▶ **KETENTUAN LATIHAN**:
1. Menurut teks tentang Tongam, pada usia berapa Tongam sudah mahir memainkan gitar?
2. Sunting bagian teks tentang Tongam yang dimulai dengan "Tongam adalah manusia" dan berlanjut sampai "tiru lalu mainkan.", lalu ganti "gitar" dengan "kecapi".
3. Lanjutkan teks tentang Tongam setelah kalimat terakhir yang tertulis.

▶ **DOKUMEN**:
§

Tongam adalah manusia self-made, membentuk diri sendiri lewat pergulatan hidup yang berliku, dari proses panjang petualangannya di rantau. Terlahir di sebuah lapo di Parapat, di bawah bimbingan ayah yang tangannya dihiasi tato– Tuan Bos Sirait namanya, Tongam tumbuh di antara dunia keras para preman dan senandung melankolis biduan-biduan kampung.

“Bapakku preman habis. Tapi dia juga suka main gitar dan menyanyi. Untuk membuat orang betah di lapo, bapak sengaja membeli dua gitar,”tutur Tongam sembari menjelaskan, dengan millieu dan spirit lingkungan semacam itu, dia sudah mahir memainkan gitar pada usia delapan tahun. Semuanya terjadi begitu saja. Lihat, tiru lalu mainkan.

§

▶ **BARIS YANG DITAMPILKAN**:
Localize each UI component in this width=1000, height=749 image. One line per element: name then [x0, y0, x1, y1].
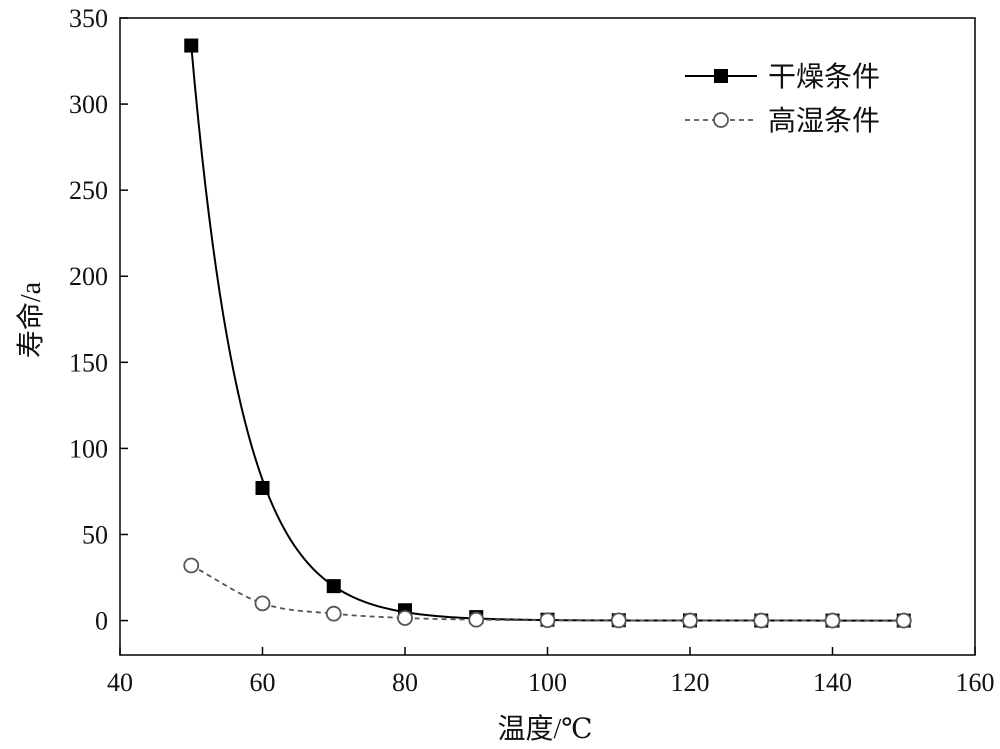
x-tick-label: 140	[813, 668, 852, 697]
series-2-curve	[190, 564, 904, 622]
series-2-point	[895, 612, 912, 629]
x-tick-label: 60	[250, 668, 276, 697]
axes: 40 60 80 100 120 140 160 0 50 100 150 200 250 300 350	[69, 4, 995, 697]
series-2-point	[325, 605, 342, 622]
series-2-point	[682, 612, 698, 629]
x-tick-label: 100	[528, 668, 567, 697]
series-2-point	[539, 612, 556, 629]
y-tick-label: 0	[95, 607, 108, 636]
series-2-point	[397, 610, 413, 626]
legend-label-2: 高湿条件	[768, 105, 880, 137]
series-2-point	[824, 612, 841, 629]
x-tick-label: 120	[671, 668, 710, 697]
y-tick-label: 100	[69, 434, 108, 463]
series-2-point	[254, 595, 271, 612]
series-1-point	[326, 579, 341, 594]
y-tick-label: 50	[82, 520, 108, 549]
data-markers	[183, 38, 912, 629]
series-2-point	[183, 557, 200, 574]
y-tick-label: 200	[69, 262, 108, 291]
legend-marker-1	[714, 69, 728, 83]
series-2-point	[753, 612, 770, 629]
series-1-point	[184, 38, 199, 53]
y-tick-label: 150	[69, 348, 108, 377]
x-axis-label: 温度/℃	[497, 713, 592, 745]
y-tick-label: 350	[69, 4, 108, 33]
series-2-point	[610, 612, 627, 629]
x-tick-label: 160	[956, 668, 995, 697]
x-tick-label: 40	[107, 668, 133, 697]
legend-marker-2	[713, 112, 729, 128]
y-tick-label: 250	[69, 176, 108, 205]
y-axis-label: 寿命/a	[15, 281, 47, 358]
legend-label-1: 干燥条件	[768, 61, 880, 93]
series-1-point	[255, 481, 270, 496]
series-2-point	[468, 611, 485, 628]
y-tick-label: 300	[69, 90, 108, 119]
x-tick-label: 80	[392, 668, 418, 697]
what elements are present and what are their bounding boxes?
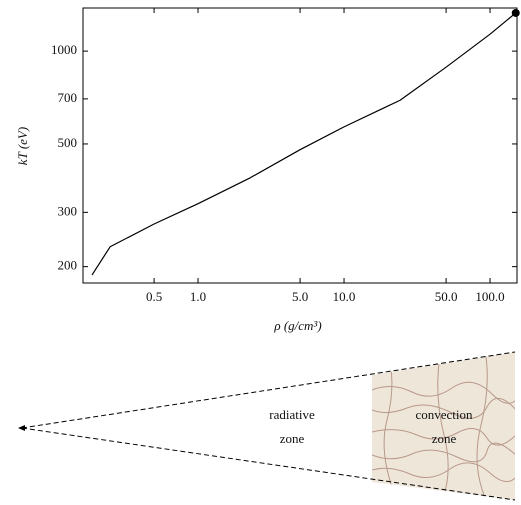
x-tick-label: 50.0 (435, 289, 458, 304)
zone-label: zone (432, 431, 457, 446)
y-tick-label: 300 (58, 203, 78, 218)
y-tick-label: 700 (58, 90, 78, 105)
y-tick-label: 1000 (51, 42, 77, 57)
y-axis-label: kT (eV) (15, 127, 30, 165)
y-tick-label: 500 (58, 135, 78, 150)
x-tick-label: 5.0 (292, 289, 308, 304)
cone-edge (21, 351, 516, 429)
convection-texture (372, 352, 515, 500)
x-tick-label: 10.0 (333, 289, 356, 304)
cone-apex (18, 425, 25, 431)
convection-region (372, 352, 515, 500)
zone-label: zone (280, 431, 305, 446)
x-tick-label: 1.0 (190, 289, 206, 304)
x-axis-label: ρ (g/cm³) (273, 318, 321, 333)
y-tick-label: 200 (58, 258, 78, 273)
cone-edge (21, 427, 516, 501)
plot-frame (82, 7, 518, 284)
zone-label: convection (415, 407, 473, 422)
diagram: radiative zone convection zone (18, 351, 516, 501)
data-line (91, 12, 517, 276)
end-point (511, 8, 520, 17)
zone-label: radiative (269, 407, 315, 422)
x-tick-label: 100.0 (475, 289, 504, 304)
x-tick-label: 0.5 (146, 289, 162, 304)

§

▶ **JAWABAN TIAP TUGAS**:
1. Pada usia delapan tahun.

2.
Tongam adalah manusia self-made, membentuk diri sendiri lewat pergulatan hidup yang berliku, dari proses panjang petualangannya di rantau. Terlahir di sebuah lapo di Parapat, di bawah bimbingan ayah yang tangannya dihiasi tato– Tuan Bos Sirait namanya, Tongam tumbuh di antara dunia keras para preman dan senandung melankolis biduan-biduan kampung.

“Bapakku preman habis. Tapi dia juga suka main kecapi dan menyanyi. Untuk membuat orang betah di lapo, bapak sengaja membeli dua kecapi,”tutur Tongam sembari menjelaskan, dengan millieu dan spirit lingkungan semacam itu, dia sudah mahir memainkan kecapi pada usia delapan tahun. Semuanya terjadi begitu saja. Lihat, tiru lalu mainkan.

3.
Tongam tak pernah bermimpi bakal meraih sukses seperti sekarang. Bakat bukanlah apa-apa kalau tidak ada kesempatan mengaktualisasikan. Itulah yang disadarinya dengan rasa pahit, ketika terpaksa menyerah di perantauan, Bali dan Jakarta, lalu pulang ke kampungnya, di tepian Danau Toba yang sangat dicintainya.

“Waktu aku mau merantau ke Jakarta, ibuku sudah mengingatkan, tak mungkinlah kau Tongam berhasil di perantauan, kalau cuma mengandalkan bakatmu bernyanyi,”tutur Tongam mengenang. Tak berapa lama setelah Tongam pulang, ibunya meninggal. Saat itulah dia melihat seorang gadis yang belum dikenalnya. Lalu dengan spontan dia melamarnya. Esoknya boru Pasaribu itu sudah menjadi isterinya.

“Sebenarnya aku sangat ingin upacara perkawinan dengan naik kuda. Begitulah adat batak yang benar. Tapi waktu itu aku tak punya uang. Mudah-mudahan nanti impian dari masa kecilku ini bisa terlaksana, untuk memberi contoh pada generasi muda batak,”ujarnya.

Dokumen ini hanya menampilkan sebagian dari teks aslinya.